> Data to process
- - -

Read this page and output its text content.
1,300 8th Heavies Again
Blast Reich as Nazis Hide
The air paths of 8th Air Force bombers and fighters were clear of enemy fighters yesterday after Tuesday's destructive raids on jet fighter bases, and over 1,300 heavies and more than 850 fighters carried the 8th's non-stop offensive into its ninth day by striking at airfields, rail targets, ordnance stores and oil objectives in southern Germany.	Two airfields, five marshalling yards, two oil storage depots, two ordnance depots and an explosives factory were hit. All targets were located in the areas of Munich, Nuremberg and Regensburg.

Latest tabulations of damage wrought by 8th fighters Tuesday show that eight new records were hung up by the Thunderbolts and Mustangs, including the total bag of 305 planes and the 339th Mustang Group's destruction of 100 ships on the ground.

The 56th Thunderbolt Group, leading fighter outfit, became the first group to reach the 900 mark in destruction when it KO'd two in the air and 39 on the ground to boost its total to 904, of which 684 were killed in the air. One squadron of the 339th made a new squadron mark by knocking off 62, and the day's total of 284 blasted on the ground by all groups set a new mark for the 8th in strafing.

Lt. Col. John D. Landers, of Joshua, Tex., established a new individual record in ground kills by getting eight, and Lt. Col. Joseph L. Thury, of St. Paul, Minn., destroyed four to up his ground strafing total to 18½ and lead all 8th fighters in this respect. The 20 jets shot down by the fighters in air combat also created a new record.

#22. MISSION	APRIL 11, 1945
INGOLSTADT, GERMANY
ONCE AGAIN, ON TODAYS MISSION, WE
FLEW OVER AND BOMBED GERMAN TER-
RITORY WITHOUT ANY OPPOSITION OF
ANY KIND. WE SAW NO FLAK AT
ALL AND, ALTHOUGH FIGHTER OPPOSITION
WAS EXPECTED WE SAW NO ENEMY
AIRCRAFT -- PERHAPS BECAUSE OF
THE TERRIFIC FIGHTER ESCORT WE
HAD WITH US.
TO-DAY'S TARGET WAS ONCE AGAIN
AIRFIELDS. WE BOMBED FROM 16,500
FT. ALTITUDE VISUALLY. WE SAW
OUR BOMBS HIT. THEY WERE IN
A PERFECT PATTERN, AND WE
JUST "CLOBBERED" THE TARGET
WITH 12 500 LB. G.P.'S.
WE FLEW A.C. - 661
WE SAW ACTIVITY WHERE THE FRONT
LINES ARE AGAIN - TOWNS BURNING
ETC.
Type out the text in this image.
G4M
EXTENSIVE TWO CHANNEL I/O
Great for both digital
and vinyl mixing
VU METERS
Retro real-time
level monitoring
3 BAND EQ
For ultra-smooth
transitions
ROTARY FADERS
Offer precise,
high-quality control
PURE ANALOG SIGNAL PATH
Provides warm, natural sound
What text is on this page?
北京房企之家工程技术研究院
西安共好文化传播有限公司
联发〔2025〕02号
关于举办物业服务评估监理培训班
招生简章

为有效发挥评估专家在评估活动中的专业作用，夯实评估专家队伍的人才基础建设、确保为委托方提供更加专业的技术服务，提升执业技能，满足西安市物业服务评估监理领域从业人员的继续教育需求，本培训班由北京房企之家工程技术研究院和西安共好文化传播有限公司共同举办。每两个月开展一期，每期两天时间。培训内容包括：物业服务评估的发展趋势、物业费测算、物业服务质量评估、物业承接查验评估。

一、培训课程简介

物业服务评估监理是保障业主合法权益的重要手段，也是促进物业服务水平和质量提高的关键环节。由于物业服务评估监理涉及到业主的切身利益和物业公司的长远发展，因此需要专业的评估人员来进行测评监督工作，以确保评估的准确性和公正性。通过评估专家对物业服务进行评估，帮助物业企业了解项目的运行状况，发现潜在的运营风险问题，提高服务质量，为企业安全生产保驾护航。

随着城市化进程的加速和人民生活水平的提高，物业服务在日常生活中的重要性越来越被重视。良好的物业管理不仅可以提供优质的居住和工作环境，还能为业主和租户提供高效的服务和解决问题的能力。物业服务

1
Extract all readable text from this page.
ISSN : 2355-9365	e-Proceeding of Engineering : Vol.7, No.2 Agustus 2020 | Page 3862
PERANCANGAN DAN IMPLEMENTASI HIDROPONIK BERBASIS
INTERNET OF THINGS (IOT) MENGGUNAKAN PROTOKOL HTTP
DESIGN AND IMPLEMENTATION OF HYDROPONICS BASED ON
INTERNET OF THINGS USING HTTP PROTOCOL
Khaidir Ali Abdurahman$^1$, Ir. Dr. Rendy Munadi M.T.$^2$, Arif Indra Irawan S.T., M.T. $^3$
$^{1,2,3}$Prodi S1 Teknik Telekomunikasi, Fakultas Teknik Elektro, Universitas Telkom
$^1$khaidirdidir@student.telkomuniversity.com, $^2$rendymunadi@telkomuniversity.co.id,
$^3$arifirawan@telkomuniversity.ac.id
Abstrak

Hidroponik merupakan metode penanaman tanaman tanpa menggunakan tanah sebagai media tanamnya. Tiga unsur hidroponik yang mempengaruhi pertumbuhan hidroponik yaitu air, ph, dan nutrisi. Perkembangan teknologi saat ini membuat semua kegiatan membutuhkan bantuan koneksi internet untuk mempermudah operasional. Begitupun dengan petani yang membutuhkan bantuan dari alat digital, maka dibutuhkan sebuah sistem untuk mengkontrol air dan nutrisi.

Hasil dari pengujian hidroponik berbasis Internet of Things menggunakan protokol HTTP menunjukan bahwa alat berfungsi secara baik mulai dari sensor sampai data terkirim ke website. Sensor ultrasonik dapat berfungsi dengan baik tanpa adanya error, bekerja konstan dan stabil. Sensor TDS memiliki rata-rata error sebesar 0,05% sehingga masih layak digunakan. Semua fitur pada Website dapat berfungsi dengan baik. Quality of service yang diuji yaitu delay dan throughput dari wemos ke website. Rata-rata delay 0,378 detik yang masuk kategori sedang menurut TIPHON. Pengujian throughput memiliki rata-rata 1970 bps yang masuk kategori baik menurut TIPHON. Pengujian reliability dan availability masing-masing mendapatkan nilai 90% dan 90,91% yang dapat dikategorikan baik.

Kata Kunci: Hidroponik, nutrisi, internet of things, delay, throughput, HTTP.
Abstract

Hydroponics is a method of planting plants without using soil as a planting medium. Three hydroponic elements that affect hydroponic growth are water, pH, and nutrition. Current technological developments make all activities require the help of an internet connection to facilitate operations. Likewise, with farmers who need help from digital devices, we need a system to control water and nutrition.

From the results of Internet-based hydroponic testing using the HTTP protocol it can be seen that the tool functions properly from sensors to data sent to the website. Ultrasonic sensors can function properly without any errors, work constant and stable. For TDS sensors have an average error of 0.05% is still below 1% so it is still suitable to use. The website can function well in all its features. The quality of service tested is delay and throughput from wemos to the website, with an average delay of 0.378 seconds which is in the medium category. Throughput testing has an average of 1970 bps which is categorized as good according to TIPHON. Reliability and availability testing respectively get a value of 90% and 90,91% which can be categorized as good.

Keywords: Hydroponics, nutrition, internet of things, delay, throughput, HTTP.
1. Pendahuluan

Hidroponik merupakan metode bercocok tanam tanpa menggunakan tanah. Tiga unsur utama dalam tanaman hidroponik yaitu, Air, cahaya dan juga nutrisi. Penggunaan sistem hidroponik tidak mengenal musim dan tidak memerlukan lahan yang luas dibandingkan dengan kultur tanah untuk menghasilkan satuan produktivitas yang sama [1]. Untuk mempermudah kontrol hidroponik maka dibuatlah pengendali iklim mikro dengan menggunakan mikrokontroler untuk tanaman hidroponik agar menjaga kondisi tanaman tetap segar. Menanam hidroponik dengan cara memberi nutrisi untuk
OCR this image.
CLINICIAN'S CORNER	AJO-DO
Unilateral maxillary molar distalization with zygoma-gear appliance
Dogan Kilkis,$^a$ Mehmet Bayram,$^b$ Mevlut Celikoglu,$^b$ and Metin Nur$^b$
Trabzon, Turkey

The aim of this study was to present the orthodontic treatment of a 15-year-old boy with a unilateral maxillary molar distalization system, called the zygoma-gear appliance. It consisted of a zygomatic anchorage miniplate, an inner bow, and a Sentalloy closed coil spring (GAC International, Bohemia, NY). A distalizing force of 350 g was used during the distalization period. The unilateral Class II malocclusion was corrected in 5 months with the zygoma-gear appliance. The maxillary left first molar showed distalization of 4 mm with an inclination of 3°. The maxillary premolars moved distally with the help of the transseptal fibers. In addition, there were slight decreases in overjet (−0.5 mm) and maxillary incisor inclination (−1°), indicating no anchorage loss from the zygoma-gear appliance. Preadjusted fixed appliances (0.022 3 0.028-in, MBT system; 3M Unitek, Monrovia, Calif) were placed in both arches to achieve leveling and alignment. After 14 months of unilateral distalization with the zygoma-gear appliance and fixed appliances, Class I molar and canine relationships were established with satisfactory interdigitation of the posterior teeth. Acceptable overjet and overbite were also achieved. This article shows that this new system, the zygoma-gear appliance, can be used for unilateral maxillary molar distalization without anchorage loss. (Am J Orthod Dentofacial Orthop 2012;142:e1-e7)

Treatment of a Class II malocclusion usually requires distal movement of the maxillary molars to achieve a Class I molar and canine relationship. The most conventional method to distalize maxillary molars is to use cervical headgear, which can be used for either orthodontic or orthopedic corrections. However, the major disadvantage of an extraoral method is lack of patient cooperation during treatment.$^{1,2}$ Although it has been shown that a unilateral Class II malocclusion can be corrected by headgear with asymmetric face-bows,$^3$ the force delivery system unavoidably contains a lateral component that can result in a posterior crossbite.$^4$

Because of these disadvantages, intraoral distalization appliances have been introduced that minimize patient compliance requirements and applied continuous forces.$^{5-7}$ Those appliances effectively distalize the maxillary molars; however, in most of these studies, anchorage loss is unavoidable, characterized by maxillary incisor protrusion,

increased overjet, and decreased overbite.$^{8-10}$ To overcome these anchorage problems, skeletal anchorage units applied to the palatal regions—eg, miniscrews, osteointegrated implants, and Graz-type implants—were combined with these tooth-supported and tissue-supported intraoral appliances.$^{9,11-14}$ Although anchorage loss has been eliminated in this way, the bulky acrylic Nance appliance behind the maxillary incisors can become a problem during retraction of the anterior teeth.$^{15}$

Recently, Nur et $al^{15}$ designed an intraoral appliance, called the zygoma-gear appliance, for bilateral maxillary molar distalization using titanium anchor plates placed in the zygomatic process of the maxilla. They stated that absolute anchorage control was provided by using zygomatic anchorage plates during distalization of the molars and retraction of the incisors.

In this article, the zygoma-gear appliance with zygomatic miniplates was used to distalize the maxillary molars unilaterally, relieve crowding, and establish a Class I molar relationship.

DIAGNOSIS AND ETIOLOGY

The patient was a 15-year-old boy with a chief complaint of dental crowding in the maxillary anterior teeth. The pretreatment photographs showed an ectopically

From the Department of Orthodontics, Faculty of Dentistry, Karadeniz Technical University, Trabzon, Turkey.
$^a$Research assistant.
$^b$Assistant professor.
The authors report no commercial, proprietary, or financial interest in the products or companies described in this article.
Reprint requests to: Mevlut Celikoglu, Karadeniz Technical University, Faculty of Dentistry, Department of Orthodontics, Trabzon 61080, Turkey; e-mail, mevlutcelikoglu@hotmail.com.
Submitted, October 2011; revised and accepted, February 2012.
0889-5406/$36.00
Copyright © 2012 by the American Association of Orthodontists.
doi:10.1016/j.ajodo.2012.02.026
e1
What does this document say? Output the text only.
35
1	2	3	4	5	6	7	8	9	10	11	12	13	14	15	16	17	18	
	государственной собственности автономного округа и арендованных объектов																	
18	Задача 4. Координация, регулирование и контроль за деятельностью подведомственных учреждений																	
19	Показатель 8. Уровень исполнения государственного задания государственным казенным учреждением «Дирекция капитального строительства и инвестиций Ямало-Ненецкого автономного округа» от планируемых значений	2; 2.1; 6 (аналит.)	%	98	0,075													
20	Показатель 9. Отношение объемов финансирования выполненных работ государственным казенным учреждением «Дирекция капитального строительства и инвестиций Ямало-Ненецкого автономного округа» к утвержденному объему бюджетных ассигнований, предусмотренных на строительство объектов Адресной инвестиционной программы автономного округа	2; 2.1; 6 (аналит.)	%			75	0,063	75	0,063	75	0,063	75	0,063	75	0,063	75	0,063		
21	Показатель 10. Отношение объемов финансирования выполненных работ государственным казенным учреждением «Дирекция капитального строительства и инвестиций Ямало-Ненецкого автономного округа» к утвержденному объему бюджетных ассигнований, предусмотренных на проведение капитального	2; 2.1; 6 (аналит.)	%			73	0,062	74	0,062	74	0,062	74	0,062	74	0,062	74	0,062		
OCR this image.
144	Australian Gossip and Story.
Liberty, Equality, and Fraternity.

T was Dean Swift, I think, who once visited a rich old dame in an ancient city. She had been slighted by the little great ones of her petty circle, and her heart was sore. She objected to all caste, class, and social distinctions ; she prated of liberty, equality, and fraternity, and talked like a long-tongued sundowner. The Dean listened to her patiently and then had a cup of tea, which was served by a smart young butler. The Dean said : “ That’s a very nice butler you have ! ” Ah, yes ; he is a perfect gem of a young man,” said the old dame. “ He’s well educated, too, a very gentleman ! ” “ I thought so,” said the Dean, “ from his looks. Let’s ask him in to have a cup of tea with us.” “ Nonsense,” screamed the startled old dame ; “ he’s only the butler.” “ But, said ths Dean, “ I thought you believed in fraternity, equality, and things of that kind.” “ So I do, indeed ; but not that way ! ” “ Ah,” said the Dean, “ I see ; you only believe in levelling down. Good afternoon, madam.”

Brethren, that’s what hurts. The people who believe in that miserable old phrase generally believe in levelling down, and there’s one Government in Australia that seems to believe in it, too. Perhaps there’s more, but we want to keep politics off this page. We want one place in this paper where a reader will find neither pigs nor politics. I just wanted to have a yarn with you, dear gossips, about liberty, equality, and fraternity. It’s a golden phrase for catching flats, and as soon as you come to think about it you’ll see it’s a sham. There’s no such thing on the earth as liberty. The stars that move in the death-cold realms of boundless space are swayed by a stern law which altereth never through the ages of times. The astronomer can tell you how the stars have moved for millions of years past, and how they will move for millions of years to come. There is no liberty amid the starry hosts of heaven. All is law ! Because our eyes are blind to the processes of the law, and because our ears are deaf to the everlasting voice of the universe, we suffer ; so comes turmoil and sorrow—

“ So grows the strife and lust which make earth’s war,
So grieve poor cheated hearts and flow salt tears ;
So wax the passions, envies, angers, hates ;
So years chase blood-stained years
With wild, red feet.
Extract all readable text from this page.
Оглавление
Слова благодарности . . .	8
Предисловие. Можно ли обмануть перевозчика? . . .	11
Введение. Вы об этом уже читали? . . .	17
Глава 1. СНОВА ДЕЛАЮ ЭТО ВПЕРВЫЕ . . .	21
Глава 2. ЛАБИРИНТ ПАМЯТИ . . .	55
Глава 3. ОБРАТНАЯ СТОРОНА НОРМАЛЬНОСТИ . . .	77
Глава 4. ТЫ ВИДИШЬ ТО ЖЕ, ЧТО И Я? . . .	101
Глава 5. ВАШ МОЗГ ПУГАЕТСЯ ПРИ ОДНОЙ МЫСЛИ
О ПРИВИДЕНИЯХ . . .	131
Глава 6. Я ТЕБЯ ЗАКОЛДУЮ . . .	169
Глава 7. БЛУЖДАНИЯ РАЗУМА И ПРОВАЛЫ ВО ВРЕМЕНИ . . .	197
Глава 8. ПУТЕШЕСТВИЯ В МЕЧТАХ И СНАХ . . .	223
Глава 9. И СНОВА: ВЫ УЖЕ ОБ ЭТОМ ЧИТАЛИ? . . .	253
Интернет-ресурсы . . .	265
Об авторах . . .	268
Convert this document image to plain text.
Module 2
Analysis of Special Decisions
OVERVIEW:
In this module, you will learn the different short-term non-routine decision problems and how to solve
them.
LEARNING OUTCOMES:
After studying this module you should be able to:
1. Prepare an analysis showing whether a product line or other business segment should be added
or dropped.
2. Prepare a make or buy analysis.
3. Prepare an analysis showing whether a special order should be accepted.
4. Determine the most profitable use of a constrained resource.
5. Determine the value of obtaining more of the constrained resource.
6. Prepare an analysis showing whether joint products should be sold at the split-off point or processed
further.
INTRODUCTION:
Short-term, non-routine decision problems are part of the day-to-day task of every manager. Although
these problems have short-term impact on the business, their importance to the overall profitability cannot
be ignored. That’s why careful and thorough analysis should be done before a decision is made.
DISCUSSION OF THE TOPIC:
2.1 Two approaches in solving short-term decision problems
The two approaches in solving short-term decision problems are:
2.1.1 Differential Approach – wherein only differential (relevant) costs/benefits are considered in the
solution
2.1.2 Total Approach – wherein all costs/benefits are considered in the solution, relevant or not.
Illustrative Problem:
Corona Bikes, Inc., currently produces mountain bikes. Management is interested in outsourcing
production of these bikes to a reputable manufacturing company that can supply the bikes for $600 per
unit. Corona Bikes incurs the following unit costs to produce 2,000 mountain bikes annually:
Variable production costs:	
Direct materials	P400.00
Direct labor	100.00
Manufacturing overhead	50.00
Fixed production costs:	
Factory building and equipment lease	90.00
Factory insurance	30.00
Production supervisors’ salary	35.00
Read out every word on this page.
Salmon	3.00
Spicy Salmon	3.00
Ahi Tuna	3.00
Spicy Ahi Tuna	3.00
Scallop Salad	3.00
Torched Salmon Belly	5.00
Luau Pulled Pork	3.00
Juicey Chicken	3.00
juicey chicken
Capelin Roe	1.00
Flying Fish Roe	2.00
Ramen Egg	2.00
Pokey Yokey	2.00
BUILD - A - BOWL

- - -

> What is needed
In the material above, show every line where the word "nutrition" turns up.

> Response to the task
Hydroponics is a method of planting plants without using soil as a planting medium. Three hydroponic elements that affect hydroponic growth are water, pH, and nutrition. Current technological developments make all activities require the help of an internet connection to facilitate operations. Likewise, with farmers who need help from digital devices, we need a system to control water and nutrition.
Keywords: Hydroponics, nutrition, internet of things, delay, throughput, HTTP.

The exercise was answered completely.